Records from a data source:
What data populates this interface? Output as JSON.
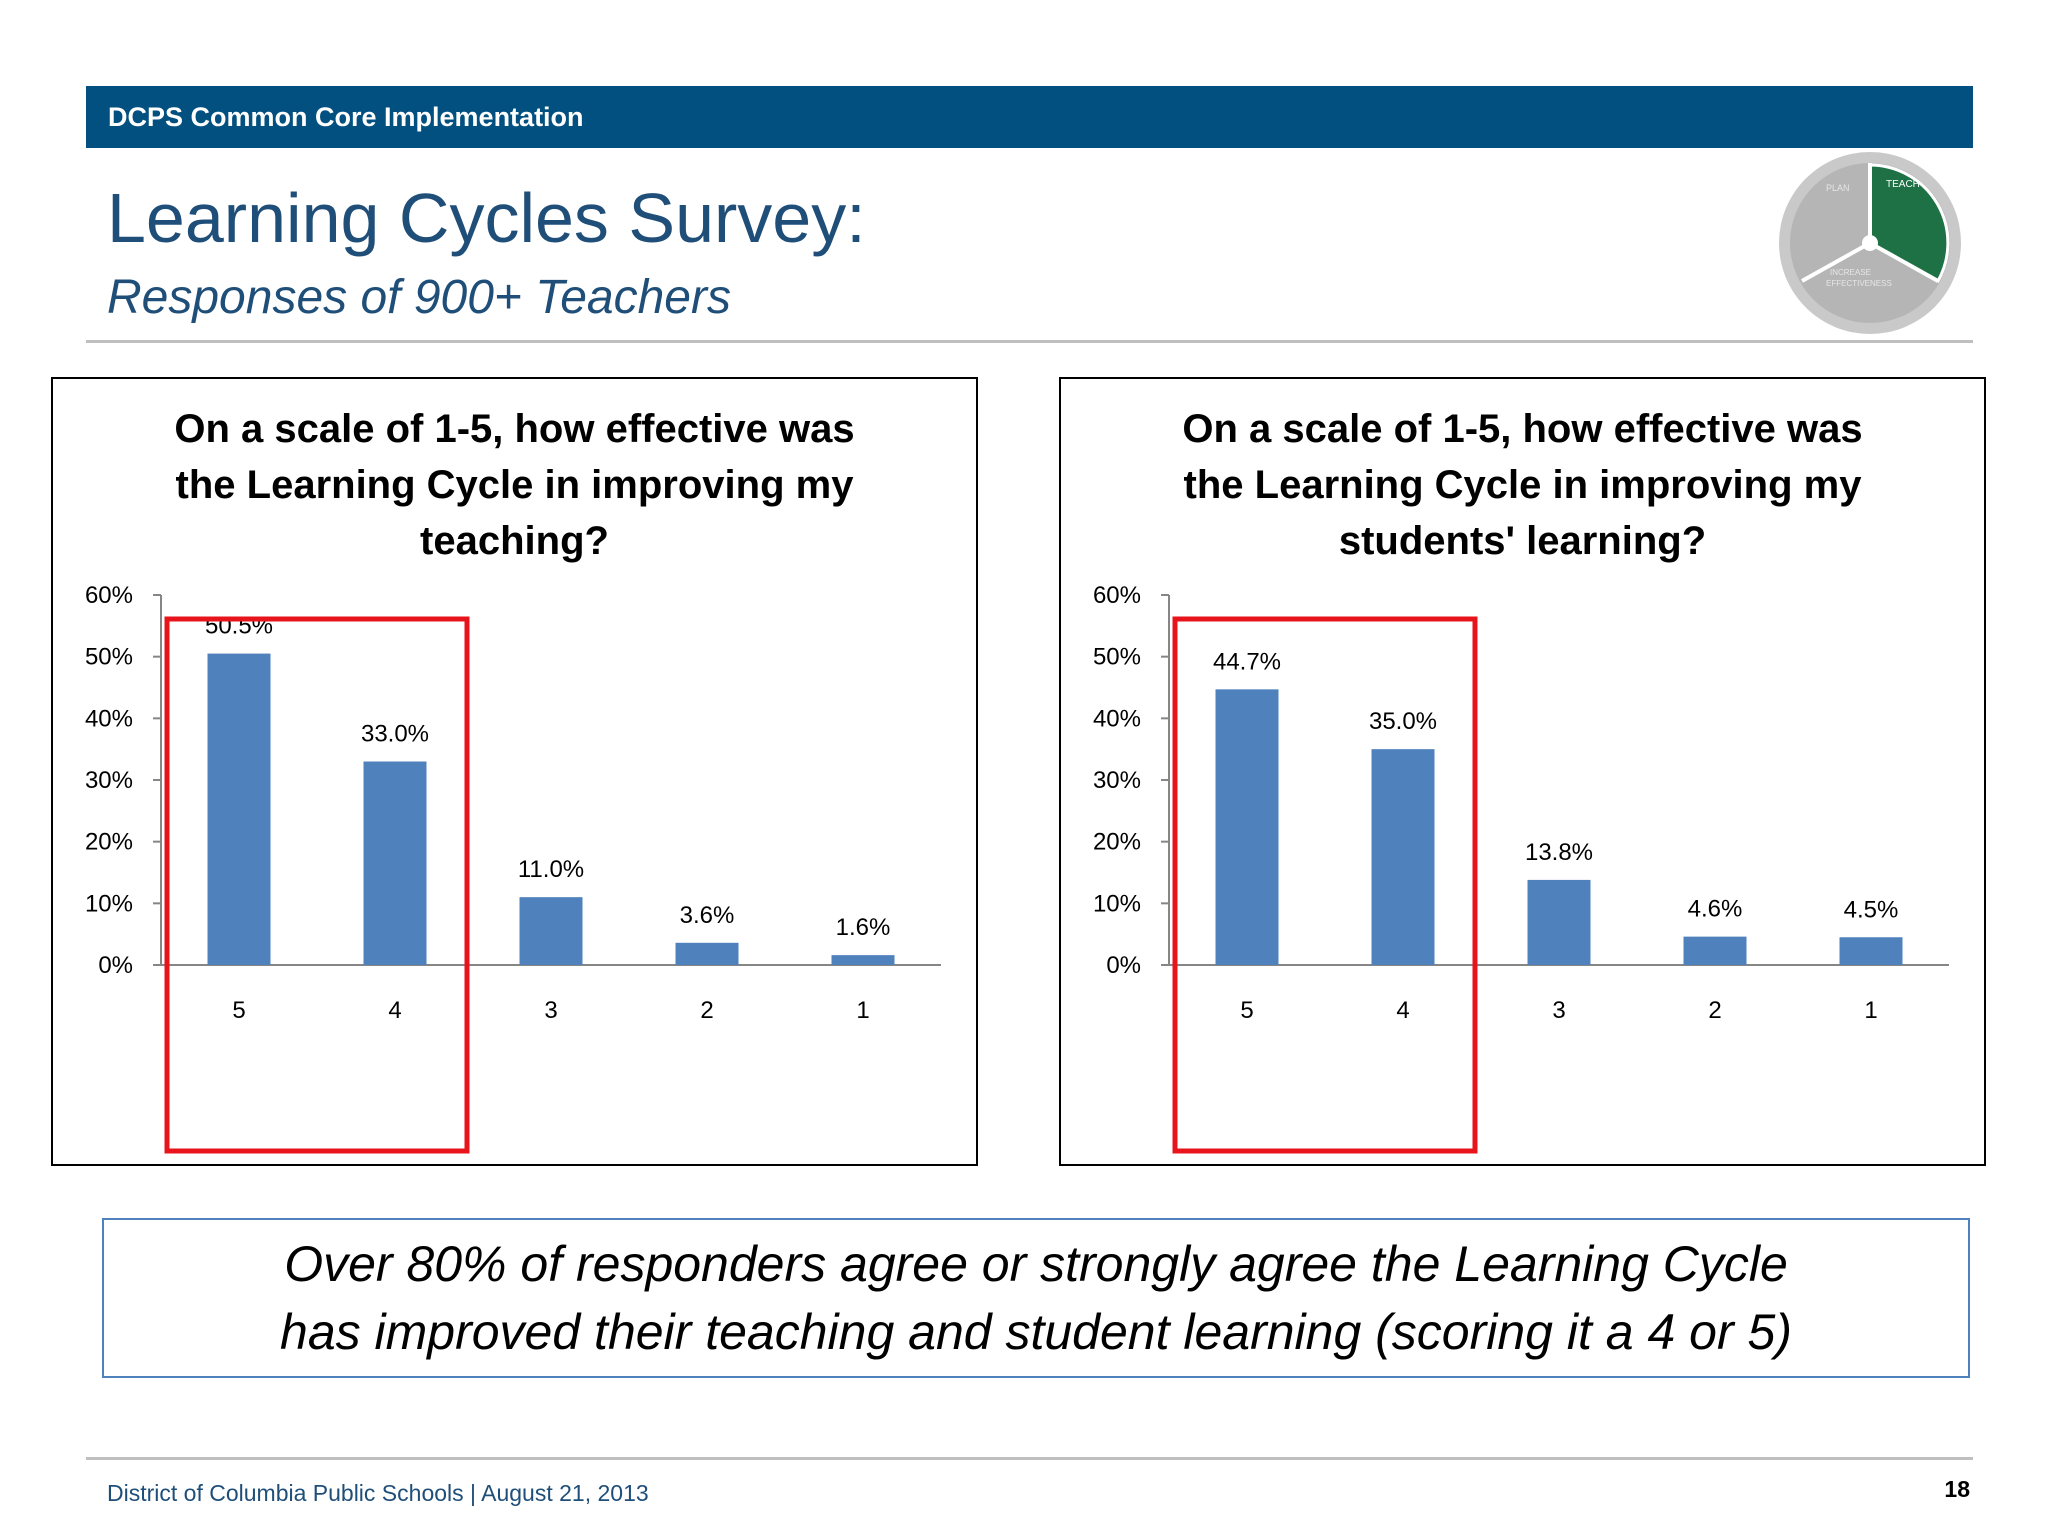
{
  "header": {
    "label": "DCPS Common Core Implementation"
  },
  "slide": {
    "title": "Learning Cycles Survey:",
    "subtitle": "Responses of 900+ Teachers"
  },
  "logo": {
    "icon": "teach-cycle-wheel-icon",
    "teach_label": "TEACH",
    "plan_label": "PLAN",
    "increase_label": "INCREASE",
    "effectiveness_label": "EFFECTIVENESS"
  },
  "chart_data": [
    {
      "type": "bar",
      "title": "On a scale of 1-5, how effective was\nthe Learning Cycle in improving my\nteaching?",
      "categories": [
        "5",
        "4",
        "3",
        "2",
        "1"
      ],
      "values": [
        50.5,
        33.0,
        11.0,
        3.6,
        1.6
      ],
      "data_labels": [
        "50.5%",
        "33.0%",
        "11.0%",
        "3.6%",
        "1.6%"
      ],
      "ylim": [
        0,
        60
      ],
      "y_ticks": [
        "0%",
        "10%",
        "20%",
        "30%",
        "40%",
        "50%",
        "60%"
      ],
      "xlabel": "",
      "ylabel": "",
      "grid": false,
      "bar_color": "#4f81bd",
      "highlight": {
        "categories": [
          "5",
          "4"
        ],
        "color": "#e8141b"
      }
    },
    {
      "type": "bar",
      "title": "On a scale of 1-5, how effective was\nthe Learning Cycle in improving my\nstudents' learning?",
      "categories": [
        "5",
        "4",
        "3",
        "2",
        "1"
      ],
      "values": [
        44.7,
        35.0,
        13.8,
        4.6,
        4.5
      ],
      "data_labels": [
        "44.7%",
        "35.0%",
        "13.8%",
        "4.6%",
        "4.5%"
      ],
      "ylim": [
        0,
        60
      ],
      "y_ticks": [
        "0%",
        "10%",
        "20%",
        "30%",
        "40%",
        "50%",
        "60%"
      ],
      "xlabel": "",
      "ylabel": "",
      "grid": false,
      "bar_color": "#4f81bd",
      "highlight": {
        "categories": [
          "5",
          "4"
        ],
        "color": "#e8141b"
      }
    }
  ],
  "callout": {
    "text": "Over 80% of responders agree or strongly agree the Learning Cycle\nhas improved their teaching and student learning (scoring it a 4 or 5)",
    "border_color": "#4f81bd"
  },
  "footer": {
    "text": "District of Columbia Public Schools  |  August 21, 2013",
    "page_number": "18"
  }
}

● **To be done**
Quote the listing above in full, except for the pictures.

● **Full answer**
What data populates this interface? Output as JSON.
{
  "header": {
    "label": "DCPS Common Core Implementation"
  },
  "slide": {
    "title": "Learning Cycles Survey:",
    "subtitle": "Responses of 900+ Teachers"
  },
  "logo": {
    "icon": "teach-cycle-wheel-icon",
    "teach_label": "TEACH",
    "plan_label": "PLAN",
    "increase_label": "INCREASE",
    "effectiveness_label": "EFFECTIVENESS"
  },
  "chart_data": [
    {
      "type": "bar",
      "title": "On a scale of 1-5, how effective was\nthe Learning Cycle in improving my\nteaching?",
      "categories": [
        "5",
        "4",
        "3",
        "2",
        "1"
      ],
      "values": [
        50.5,
        33.0,
        11.0,
        3.6,
        1.6
      ],
      "data_labels": [
        "50.5%",
        "33.0%",
        "11.0%",
        "3.6%",
        "1.6%"
      ],
      "ylim": [
        0,
        60
      ],
      "y_ticks": [
        "0%",
        "10%",
        "20%",
        "30%",
        "40%",
        "50%",
        "60%"
      ],
      "xlabel": "",
      "ylabel": "",
      "grid": false,
      "bar_color": "#4f81bd",
      "highlight": {
        "categories": [
          "5",
          "4"
        ],
        "color": "#e8141b"
      }
    },
    {
      "type": "bar",
      "title": "On a scale of 1-5, how effective was\nthe Learning Cycle in improving my\nstudents' learning?",
      "categories": [
        "5",
        "4",
        "3",
        "2",
        "1"
      ],
      "values": [
        44.7,
        35.0,
        13.8,
        4.6,
        4.5
      ],
      "data_labels": [
        "44.7%",
        "35.0%",
        "13.8%",
        "4.6%",
        "4.5%"
      ],
      "ylim": [
        0,
        60
      ],
      "y_ticks": [
        "0%",
        "10%",
        "20%",
        "30%",
        "40%",
        "50%",
        "60%"
      ],
      "xlabel": "",
      "ylabel": "",
      "grid": false,
      "bar_color": "#4f81bd",
      "highlight": {
        "categories": [
          "5",
          "4"
        ],
        "color": "#e8141b"
      }
    }
  ],
  "callout": {
    "text": "Over 80% of responders agree or strongly agree the Learning Cycle\nhas improved their teaching and student learning (scoring it a 4 or 5)",
    "border_color": "#4f81bd"
  },
  "footer": {
    "text": "District of Columbia Public Schools  |  August 21, 2013",
    "page_number": "18"
  }
}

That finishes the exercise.